PROBLEM TO WORK ON
Retype all of the data. Every line must match exactly.

RECORDED DATA
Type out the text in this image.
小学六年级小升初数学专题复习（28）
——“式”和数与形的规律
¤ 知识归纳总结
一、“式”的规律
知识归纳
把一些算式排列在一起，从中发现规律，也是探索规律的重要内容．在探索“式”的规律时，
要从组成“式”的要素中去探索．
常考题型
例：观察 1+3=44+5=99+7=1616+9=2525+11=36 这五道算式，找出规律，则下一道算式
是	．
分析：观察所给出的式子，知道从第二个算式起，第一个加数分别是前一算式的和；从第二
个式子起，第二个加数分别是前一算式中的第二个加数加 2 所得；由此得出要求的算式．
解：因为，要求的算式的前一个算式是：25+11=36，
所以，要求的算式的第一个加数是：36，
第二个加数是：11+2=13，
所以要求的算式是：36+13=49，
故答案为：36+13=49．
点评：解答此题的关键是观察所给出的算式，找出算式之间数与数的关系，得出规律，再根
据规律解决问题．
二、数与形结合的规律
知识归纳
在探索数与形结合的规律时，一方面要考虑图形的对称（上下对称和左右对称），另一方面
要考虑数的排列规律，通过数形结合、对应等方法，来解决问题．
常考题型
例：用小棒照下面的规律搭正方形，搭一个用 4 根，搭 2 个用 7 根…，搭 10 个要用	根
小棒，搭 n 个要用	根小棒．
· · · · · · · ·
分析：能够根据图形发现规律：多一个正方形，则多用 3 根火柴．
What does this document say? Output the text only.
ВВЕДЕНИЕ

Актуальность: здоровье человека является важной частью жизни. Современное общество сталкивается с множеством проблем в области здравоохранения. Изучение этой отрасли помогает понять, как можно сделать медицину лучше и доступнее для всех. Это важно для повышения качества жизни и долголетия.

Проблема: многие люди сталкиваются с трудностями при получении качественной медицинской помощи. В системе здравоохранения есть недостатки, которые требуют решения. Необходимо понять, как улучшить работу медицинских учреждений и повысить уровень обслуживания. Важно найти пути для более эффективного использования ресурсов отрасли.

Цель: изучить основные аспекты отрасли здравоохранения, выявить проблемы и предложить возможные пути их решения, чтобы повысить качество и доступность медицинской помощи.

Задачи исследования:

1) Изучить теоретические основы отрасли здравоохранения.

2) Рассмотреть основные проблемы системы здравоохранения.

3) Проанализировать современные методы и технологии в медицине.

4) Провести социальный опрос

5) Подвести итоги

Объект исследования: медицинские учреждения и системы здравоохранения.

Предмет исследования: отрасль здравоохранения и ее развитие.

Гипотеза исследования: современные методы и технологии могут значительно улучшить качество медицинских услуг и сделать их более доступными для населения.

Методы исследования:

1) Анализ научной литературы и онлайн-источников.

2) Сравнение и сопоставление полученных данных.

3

THE RESULT
Type out the text in this image.
小学六年级小升初数学专题复习（28）
——“式”和数与形的规律
¤ 知识归纳总结
一、“式”的规律
知识归纳
把一些算式排列在一起，从中发现规律，也是探索规律的重要内容．在探索“式”的规律时，
要从组成“式”的要素中去探索．
常考题型
例：观察 1+3=44+5=99+7=1616+9=2525+11=36 这五道算式，找出规律，则下一道算式
是	．
分析：观察所给出的式子，知道从第二个算式起，第一个加数分别是前一算式的和；从第二
个式子起，第二个加数分别是前一算式中的第二个加数加 2 所得；由此得出要求的算式．
解：因为，要求的算式的前一个算式是：25+11=36，
所以，要求的算式的第一个加数是：36，
第二个加数是：11+2=13，
所以要求的算式是：36+13=49，
故答案为：36+13=49．
点评：解答此题的关键是观察所给出的算式，找出算式之间数与数的关系，得出规律，再根
据规律解决问题．
二、数与形结合的规律
知识归纳
在探索数与形结合的规律时，一方面要考虑图形的对称（上下对称和左右对称），另一方面
要考虑数的排列规律，通过数形结合、对应等方法，来解决问题．
常考题型
例：用小棒照下面的规律搭正方形，搭一个用 4 根，搭 2 个用 7 根…，搭 10 个要用	根
小棒，搭 n 个要用	根小棒．
· · · · · · · ·
分析：能够根据图形发现规律：多一个正方形，则多用 3 根火柴．
What does this document say? Output the text only.
ВВЕДЕНИЕ

Актуальность: здоровье человека является важной частью жизни. Современное общество сталкивается с множеством проблем в области здравоохранения. Изучение этой отрасли помогает понять, как можно сделать медицину лучше и доступнее для всех. Это важно для повышения качества жизни и долголетия.

Проблема: многие люди сталкиваются с трудностями при получении качественной медицинской помощи. В системе здравоохранения есть недостатки, которые требуют решения. Необходимо понять, как улучшить работу медицинских учреждений и повысить уровень обслуживания. Важно найти пути для более эффективного использования ресурсов отрасли.

Цель: изучить основные аспекты отрасли здравоохранения, выявить проблемы и предложить возможные пути их решения, чтобы повысить качество и доступность медицинской помощи.

Задачи исследования:

1) Изучить теоретические основы отрасли здравоохранения.

2) Рассмотреть основные проблемы системы здравоохранения.

3) Проанализировать современные методы и технологии в медицине.

4) Провести социальный опрос

5) Подвести итоги

Объект исследования: медицинские учреждения и системы здравоохранения.

Предмет исследования: отрасль здравоохранения и ее развитие.

Гипотеза исследования: современные методы и технологии могут значительно улучшить качество медицинских услуг и сделать их более доступными для населения.

Методы исследования:

1) Анализ научной литературы и онлайн-источников.

2) Сравнение и сопоставление полученных данных.

3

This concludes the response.